**PROBLEM REQUIREMENTS**
Please repeat all of the lines that follow, exactly as written.
====== RECORD LIST
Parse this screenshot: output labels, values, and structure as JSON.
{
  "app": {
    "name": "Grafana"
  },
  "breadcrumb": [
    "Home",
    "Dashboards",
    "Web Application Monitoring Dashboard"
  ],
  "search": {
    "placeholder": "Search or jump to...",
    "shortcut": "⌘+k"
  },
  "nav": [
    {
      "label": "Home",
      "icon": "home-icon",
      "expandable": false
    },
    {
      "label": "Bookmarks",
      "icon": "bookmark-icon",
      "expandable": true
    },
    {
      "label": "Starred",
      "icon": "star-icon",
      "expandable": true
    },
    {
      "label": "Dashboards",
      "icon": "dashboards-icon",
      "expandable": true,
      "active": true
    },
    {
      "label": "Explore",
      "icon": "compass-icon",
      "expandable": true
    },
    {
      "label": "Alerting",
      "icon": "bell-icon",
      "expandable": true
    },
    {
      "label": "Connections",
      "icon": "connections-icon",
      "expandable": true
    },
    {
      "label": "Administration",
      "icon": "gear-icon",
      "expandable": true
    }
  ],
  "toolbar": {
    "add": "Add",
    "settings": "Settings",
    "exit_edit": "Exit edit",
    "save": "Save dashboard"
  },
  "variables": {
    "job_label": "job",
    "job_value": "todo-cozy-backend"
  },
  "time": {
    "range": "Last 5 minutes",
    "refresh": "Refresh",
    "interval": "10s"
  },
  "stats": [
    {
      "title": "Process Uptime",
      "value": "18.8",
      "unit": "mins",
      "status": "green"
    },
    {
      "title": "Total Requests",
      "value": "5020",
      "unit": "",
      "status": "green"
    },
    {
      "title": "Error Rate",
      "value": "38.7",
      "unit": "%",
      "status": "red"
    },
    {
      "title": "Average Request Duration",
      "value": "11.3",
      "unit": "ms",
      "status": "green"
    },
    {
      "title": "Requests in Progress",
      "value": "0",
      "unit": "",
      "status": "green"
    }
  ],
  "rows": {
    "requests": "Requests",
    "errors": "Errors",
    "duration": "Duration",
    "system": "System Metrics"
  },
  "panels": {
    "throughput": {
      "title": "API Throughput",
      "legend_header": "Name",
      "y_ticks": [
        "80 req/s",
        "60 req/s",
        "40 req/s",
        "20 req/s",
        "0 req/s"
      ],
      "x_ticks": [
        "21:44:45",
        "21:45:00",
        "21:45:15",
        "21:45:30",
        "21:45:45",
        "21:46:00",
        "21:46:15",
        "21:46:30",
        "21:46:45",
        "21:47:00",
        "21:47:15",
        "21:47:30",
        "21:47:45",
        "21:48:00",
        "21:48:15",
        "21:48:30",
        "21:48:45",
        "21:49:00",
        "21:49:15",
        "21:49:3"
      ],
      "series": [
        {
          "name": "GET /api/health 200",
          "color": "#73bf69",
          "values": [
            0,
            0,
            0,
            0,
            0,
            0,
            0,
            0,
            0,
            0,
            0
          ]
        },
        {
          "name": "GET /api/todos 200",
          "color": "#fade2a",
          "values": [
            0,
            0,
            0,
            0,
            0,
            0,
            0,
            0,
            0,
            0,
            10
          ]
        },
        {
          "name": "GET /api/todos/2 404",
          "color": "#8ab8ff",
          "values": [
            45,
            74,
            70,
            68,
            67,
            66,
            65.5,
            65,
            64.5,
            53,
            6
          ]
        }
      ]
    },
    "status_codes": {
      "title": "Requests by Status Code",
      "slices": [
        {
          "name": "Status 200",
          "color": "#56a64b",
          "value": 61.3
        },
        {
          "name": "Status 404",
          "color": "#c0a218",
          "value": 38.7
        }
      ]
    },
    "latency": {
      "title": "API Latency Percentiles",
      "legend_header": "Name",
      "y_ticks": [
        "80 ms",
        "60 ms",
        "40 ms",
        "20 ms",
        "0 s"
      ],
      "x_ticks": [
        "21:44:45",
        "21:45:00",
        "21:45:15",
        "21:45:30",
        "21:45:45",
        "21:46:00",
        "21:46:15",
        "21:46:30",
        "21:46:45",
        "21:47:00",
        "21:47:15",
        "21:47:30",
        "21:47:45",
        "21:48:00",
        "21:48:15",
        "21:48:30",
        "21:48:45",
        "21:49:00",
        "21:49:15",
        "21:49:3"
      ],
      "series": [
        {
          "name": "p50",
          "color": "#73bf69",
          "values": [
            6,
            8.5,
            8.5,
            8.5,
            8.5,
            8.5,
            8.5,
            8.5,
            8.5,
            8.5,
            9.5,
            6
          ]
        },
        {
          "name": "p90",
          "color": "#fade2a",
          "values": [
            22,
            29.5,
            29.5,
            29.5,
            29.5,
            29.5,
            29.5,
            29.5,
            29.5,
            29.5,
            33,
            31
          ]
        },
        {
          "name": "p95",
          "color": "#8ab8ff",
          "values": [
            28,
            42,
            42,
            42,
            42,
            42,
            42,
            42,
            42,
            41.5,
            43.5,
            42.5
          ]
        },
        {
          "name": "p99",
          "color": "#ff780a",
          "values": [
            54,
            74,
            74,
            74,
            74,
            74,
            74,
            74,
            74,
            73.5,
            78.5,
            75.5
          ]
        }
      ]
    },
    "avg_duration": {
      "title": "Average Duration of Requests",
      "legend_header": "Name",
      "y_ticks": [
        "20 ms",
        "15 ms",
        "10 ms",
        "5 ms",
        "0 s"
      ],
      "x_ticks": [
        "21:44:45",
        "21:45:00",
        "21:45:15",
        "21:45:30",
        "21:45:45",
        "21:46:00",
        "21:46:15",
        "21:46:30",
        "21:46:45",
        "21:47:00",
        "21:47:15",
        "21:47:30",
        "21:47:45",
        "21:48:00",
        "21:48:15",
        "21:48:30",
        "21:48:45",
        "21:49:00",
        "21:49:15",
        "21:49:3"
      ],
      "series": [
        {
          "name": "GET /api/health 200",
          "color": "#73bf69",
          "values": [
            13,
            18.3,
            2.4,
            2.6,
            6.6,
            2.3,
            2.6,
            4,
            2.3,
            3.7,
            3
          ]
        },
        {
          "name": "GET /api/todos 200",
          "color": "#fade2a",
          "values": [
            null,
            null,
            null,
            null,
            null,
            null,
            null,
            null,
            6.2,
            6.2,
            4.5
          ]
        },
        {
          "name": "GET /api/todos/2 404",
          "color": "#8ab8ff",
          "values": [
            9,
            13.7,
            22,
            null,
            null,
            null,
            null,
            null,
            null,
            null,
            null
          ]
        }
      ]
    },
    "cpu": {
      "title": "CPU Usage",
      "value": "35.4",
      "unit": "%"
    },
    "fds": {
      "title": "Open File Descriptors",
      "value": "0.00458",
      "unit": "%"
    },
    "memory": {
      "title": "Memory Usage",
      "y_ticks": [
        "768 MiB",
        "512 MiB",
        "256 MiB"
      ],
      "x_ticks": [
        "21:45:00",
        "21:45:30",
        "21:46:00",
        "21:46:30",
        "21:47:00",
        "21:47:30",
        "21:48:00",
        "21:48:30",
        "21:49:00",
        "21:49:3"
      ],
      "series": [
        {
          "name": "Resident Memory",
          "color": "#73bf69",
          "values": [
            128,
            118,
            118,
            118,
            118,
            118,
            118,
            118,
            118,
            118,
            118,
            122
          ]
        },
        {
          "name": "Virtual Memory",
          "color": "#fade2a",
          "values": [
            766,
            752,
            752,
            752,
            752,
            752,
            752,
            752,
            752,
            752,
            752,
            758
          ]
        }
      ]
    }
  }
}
============
**PROBLEM SOLUTION**
Parse this screenshot: output labels, values, and structure as JSON.
{
  "app": {
    "name": "Grafana"
  },
  "breadcrumb": [
    "Home",
    "Dashboards",
    "Web Application Monitoring Dashboard"
  ],
  "search": {
    "placeholder": "Search or jump to...",
    "shortcut": "⌘+k"
  },
  "nav": [
    {
      "label": "Home",
      "icon": "home-icon",
      "expandable": false
    },
    {
      "label": "Bookmarks",
      "icon": "bookmark-icon",
      "expandable": true
    },
    {
      "label": "Starred",
      "icon": "star-icon",
      "expandable": true
    },
    {
      "label": "Dashboards",
      "icon": "dashboards-icon",
      "expandable": true,
      "active": true
    },
    {
      "label": "Explore",
      "icon": "compass-icon",
      "expandable": true
    },
    {
      "label": "Alerting",
      "icon": "bell-icon",
      "expandable": true
    },
    {
      "label": "Connections",
      "icon": "connections-icon",
      "expandable": true
    },
    {
      "label": "Administration",
      "icon": "gear-icon",
      "expandable": true
    }
  ],
  "toolbar": {
    "add": "Add",
    "settings": "Settings",
    "exit_edit": "Exit edit",
    "save": "Save dashboard"
  },
  "variables": {
    "job_label": "job",
    "job_value": "todo-cozy-backend"
  },
  "time": {
    "range": "Last 5 minutes",
    "refresh": "Refresh",
    "interval": "10s"
  },
  "stats": [
    {
      "title": "Process Uptime",
      "value": "18.8",
      "unit": "mins",
      "status": "green"
    },
    {
      "title": "Total Requests",
      "value": "5020",
      "unit": "",
      "status": "green"
    },
    {
      "title": "Error Rate",
      "value": "38.7",
      "unit": "%",
      "status": "red"
    },
    {
      "title": "Average Request Duration",
      "value": "11.3",
      "unit": "ms",
      "status": "green"
    },
    {
      "title": "Requests in Progress",
      "value": "0",
      "unit": "",
      "status": "green"
    }
  ],
  "rows": {
    "requests": "Requests",
    "errors": "Errors",
    "duration": "Duration",
    "system": "System Metrics"
  },
  "panels": {
    "throughput": {
      "title": "API Throughput",
      "legend_header": "Name",
      "y_ticks": [
        "80 req/s",
        "60 req/s",
        "40 req/s",
        "20 req/s",
        "0 req/s"
      ],
      "x_ticks": [
        "21:44:45",
        "21:45:00",
        "21:45:15",
        "21:45:30",
        "21:45:45",
        "21:46:00",
        "21:46:15",
        "21:46:30",
        "21:46:45",
        "21:47:00",
        "21:47:15",
        "21:47:30",
        "21:47:45",
        "21:48:00",
        "21:48:15",
        "21:48:30",
        "21:48:45",
        "21:49:00",
        "21:49:15",
        "21:49:3"
      ],
      "series": [
        {
          "name": "GET /api/health 200",
          "color": "#73bf69",
          "values": [
            0,
            0,
            0,
            0,
            0,
            0,
            0,
            0,
            0,
            0,
            0
          ]
        },
        {
          "name": "GET /api/todos 200",
          "color": "#fade2a",
          "values": [
            0,
            0,
            0,
            0,
            0,
            0,
            0,
            0,
            0,
            0,
            10
          ]
        },
        {
          "name": "GET /api/todos/2 404",
          "color": "#8ab8ff",
          "values": [
            45,
            74,
            70,
            68,
            67,
            66,
            65.5,
            65,
            64.5,
            53,
            6
          ]
        }
      ]
    },
    "status_codes": {
      "title": "Requests by Status Code",
      "slices": [
        {
          "name": "Status 200",
          "color": "#56a64b",
          "value": 61.3
        },
        {
          "name": "Status 404",
          "color": "#c0a218",
          "value": 38.7
        }
      ]
    },
    "latency": {
      "title": "API Latency Percentiles",
      "legend_header": "Name",
      "y_ticks": [
        "80 ms",
        "60 ms",
        "40 ms",
        "20 ms",
        "0 s"
      ],
      "x_ticks": [
        "21:44:45",
        "21:45:00",
        "21:45:15",
        "21:45:30",
        "21:45:45",
        "21:46:00",
        "21:46:15",
        "21:46:30",
        "21:46:45",
        "21:47:00",
        "21:47:15",
        "21:47:30",
        "21:47:45",
        "21:48:00",
        "21:48:15",
        "21:48:30",
        "21:48:45",
        "21:49:00",
        "21:49:15",
        "21:49:3"
      ],
      "series": [
        {
          "name": "p50",
          "color": "#73bf69",
          "values": [
            6,
            8.5,
            8.5,
            8.5,
            8.5,
            8.5,
            8.5,
            8.5,
            8.5,
            8.5,
            9.5,
            6
          ]
        },
        {
          "name": "p90",
          "color": "#fade2a",
          "values": [
            22,
            29.5,
            29.5,
            29.5,
            29.5,
            29.5,
            29.5,
            29.5,
            29.5,
            29.5,
            33,
            31
          ]
        },
        {
          "name": "p95",
          "color": "#8ab8ff",
          "values": [
            28,
            42,
            42,
            42,
            42,
            42,
            42,
            42,
            42,
            41.5,
            43.5,
            42.5
          ]
        },
        {
          "name": "p99",
          "color": "#ff780a",
          "values": [
            54,
            74,
            74,
            74,
            74,
            74,
            74,
            74,
            74,
            73.5,
            78.5,
            75.5
          ]
        }
      ]
    },
    "avg_duration": {
      "title": "Average Duration of Requests",
      "legend_header": "Name",
      "y_ticks": [
        "20 ms",
        "15 ms",
        "10 ms",
        "5 ms",
        "0 s"
      ],
      "x_ticks": [
        "21:44:45",
        "21:45:00",
        "21:45:15",
        "21:45:30",
        "21:45:45",
        "21:46:00",
        "21:46:15",
        "21:46:30",
        "21:46:45",
        "21:47:00",
        "21:47:15",
        "21:47:30",
        "21:47:45",
        "21:48:00",
        "21:48:15",
        "21:48:30",
        "21:48:45",
        "21:49:00",
        "21:49:15",
        "21:49:3"
      ],
      "series": [
        {
          "name": "GET /api/health 200",
          "color": "#73bf69",
          "values": [
            13,
            18.3,
            2.4,
            2.6,
            6.6,
            2.3,
            2.6,
            4,
            2.3,
            3.7,
            3
          ]
        },
        {
          "name": "GET /api/todos 200",
          "color": "#fade2a",
          "values": [
            null,
            null,
            null,
            null,
            null,
            null,
            null,
            null,
            6.2,
            6.2,
            4.5
          ]
        },
        {
          "name": "GET /api/todos/2 404",
          "color": "#8ab8ff",
          "values": [
            9,
            13.7,
            22,
            null,
            null,
            null,
            null,
            null,
            null,
            null,
            null
          ]
        }
      ]
    },
    "cpu": {
      "title": "CPU Usage",
      "value": "35.4",
      "unit": "%"
    },
    "fds": {
      "title": "Open File Descriptors",
      "value": "0.00458",
      "unit": "%"
    },
    "memory": {
      "title": "Memory Usage",
      "y_ticks": [
        "768 MiB",
        "512 MiB",
        "256 MiB"
      ],
      "x_ticks": [
        "21:45:00",
        "21:45:30",
        "21:46:00",
        "21:46:30",
        "21:47:00",
        "21:47:30",
        "21:48:00",
        "21:48:30",
        "21:49:00",
        "21:49:3"
      ],
      "series": [
        {
          "name": "Resident Memory",
          "color": "#73bf69",
          "values": [
            128,
            118,
            118,
            118,
            118,
            118,
            118,
            118,
            118,
            118,
            118,
            122
          ]
        },
        {
          "name": "Virtual Memory",
          "color": "#fade2a",
          "values": [
            766,
            752,
            752,
            752,
            752,
            752,
            752,
            752,
            752,
            752,
            752,
            758
          ]
        }
      ]
    }
  }
}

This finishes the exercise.